### Written problem
Copy all of the records below verbatim.

>> begin Records supplied

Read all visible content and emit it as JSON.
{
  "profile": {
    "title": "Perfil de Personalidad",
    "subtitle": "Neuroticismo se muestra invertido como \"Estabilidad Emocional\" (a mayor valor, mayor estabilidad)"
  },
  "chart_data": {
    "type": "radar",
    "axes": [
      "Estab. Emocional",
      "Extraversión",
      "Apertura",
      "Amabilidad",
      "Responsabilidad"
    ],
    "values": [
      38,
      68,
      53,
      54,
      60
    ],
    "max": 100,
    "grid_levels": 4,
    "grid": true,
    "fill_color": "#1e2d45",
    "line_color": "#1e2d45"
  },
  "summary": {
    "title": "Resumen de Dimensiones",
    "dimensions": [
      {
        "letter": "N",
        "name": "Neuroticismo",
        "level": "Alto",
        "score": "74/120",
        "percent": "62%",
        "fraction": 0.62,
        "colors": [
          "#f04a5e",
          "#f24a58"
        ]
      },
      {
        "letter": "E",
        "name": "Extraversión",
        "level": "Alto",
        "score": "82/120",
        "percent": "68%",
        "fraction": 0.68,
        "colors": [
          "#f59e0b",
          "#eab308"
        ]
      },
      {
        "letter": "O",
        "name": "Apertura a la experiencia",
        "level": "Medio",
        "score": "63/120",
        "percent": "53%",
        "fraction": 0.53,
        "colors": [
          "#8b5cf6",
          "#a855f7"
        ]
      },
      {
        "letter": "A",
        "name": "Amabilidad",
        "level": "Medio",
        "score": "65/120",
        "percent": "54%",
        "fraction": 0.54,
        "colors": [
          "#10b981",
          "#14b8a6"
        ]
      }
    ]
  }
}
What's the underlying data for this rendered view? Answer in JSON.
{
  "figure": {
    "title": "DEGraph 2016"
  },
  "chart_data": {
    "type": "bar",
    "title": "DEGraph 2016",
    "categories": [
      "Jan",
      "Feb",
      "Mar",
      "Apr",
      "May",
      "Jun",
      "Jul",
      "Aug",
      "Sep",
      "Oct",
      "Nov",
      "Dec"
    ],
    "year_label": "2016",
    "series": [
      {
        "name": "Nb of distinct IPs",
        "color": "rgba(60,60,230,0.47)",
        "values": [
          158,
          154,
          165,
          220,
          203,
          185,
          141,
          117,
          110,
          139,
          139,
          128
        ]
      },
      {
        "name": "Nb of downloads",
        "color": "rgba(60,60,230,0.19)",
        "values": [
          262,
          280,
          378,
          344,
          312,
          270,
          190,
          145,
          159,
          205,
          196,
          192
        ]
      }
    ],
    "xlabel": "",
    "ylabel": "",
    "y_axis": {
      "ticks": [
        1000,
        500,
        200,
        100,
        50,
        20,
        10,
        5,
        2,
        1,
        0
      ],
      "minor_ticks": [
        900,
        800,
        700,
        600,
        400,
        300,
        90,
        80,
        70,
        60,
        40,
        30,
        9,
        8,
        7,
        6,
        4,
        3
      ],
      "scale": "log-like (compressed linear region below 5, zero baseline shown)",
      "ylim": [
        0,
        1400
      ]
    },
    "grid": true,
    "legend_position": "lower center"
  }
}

>> end Records supplied

### Finished exercise
Read all visible content and emit it as JSON.
{
  "profile": {
    "title": "Perfil de Personalidad",
    "subtitle": "Neuroticismo se muestra invertido como \"Estabilidad Emocional\" (a mayor valor, mayor estabilidad)"
  },
  "chart_data": {
    "type": "radar",
    "axes": [
      "Estab. Emocional",
      "Extraversión",
      "Apertura",
      "Amabilidad",
      "Responsabilidad"
    ],
    "values": [
      38,
      68,
      53,
      54,
      60
    ],
    "max": 100,
    "grid_levels": 4,
    "grid": true,
    "fill_color": "#1e2d45",
    "line_color": "#1e2d45"
  },
  "summary": {
    "title": "Resumen de Dimensiones",
    "dimensions": [
      {
        "letter": "N",
        "name": "Neuroticismo",
        "level": "Alto",
        "score": "74/120",
        "percent": "62%",
        "fraction": 0.62,
        "colors": [
          "#f04a5e",
          "#f24a58"
        ]
      },
      {
        "letter": "E",
        "name": "Extraversión",
        "level": "Alto",
        "score": "82/120",
        "percent": "68%",
        "fraction": 0.68,
        "colors": [
          "#f59e0b",
          "#eab308"
        ]
      },
      {
        "letter": "O",
        "name": "Apertura a la experiencia",
        "level": "Medio",
        "score": "63/120",
        "percent": "53%",
        "fraction": 0.53,
        "colors": [
          "#8b5cf6",
          "#a855f7"
        ]
      },
      {
        "letter": "A",
        "name": "Amabilidad",
        "level": "Medio",
        "score": "65/120",
        "percent": "54%",
        "fraction": 0.54,
        "colors": [
          "#10b981",
          "#14b8a6"
        ]
      }
    ]
  }
}
What's the underlying data for this rendered view? Answer in JSON.
{
  "figure": {
    "title": "DEGraph 2016"
  },
  "chart_data": {
    "type": "bar",
    "title": "DEGraph 2016",
    "categories": [
      "Jan",
      "Feb",
      "Mar",
      "Apr",
      "May",
      "Jun",
      "Jul",
      "Aug",
      "Sep",
      "Oct",
      "Nov",
      "Dec"
    ],
    "year_label": "2016",
    "series": [
      {
        "name": "Nb of distinct IPs",
        "color": "rgba(60,60,230,0.47)",
        "values": [
          158,
          154,
          165,
          220,
          203,
          185,
          141,
          117,
          110,
          139,
          139,
          128
        ]
      },
      {
        "name": "Nb of downloads",
        "color": "rgba(60,60,230,0.19)",
        "values": [
          262,
          280,
          378,
          344,
          312,
          270,
          190,
          145,
          159,
          205,
          196,
          192
        ]
      }
    ],
    "xlabel": "",
    "ylabel": "",
    "y_axis": {
      "ticks": [
        1000,
        500,
        200,
        100,
        50,
        20,
        10,
        5,
        2,
        1,
        0
      ],
      "minor_ticks": [
        900,
        800,
        700,
        600,
        400,
        300,
        90,
        80,
        70,
        60,
        40,
        30,
        9,
        8,
        7,
        6,
        4,
        3
      ],
      "scale": "log-like (compressed linear region below 5, zero baseline shown)",
      "ylim": [
        0,
        1400
      ]
    },
    "grid": true,
    "legend_position": "lower center"
  }
}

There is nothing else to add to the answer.